What is being asked
Here are some entries; quote each one exactly.

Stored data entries
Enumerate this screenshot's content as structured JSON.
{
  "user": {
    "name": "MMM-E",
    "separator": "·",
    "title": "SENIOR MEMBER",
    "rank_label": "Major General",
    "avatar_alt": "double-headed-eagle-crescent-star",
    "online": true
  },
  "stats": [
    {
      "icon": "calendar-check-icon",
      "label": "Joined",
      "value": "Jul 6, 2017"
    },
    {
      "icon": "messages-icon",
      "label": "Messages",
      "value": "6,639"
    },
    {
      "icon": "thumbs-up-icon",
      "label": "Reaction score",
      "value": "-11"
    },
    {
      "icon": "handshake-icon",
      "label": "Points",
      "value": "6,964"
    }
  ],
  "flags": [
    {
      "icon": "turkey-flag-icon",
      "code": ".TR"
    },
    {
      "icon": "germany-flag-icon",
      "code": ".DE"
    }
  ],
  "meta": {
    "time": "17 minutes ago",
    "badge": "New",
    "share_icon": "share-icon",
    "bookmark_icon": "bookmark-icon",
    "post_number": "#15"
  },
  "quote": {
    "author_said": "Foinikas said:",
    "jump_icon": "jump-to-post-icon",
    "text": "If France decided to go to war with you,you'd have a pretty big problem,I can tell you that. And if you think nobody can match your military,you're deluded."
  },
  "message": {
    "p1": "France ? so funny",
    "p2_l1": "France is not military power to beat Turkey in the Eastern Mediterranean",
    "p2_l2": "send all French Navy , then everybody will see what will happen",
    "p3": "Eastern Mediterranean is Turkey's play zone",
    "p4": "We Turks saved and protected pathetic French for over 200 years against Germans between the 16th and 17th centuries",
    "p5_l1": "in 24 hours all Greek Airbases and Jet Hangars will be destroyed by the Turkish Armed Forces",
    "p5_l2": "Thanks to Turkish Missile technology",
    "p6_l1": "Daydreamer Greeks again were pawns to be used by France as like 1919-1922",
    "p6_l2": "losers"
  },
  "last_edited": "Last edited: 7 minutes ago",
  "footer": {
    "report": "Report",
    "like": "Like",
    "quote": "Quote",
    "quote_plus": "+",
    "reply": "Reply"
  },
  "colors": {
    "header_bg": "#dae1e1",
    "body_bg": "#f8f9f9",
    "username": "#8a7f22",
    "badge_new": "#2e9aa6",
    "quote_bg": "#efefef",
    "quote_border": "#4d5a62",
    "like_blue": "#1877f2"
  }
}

Exercise result
Enumerate this screenshot's content as structured JSON.
{
  "user": {
    "name": "MMM-E",
    "separator": "·",
    "title": "SENIOR MEMBER",
    "rank_label": "Major General",
    "avatar_alt": "double-headed-eagle-crescent-star",
    "online": true
  },
  "stats": [
    {
      "icon": "calendar-check-icon",
      "label": "Joined",
      "value": "Jul 6, 2017"
    },
    {
      "icon": "messages-icon",
      "label": "Messages",
      "value": "6,639"
    },
    {
      "icon": "thumbs-up-icon",
      "label": "Reaction score",
      "value": "-11"
    },
    {
      "icon": "handshake-icon",
      "label": "Points",
      "value": "6,964"
    }
  ],
  "flags": [
    {
      "icon": "turkey-flag-icon",
      "code": ".TR"
    },
    {
      "icon": "germany-flag-icon",
      "code": ".DE"
    }
  ],
  "meta": {
    "time": "17 minutes ago",
    "badge": "New",
    "share_icon": "share-icon",
    "bookmark_icon": "bookmark-icon",
    "post_number": "#15"
  },
  "quote": {
    "author_said": "Foinikas said:",
    "jump_icon": "jump-to-post-icon",
    "text": "If France decided to go to war with you,you'd have a pretty big problem,I can tell you that. And if you think nobody can match your military,you're deluded."
  },
  "message": {
    "p1": "France ? so funny",
    "p2_l1": "France is not military power to beat Turkey in the Eastern Mediterranean",
    "p2_l2": "send all French Navy , then everybody will see what will happen",
    "p3": "Eastern Mediterranean is Turkey's play zone",
    "p4": "We Turks saved and protected pathetic French for over 200 years against Germans between the 16th and 17th centuries",
    "p5_l1": "in 24 hours all Greek Airbases and Jet Hangars will be destroyed by the Turkish Armed Forces",
    "p5_l2": "Thanks to Turkish Missile technology",
    "p6_l1": "Daydreamer Greeks again were pawns to be used by France as like 1919-1922",
    "p6_l2": "losers"
  },
  "last_edited": "Last edited: 7 minutes ago",
  "footer": {
    "report": "Report",
    "like": "Like",
    "quote": "Quote",
    "quote_plus": "+",
    "reply": "Reply"
  },
  "colors": {
    "header_bg": "#dae1e1",
    "body_bg": "#f8f9f9",
    "username": "#8a7f22",
    "badge_new": "#2e9aa6",
    "quote_bg": "#efefef",
    "quote_border": "#4d5a62",
    "like_blue": "#1877f2"
  }
}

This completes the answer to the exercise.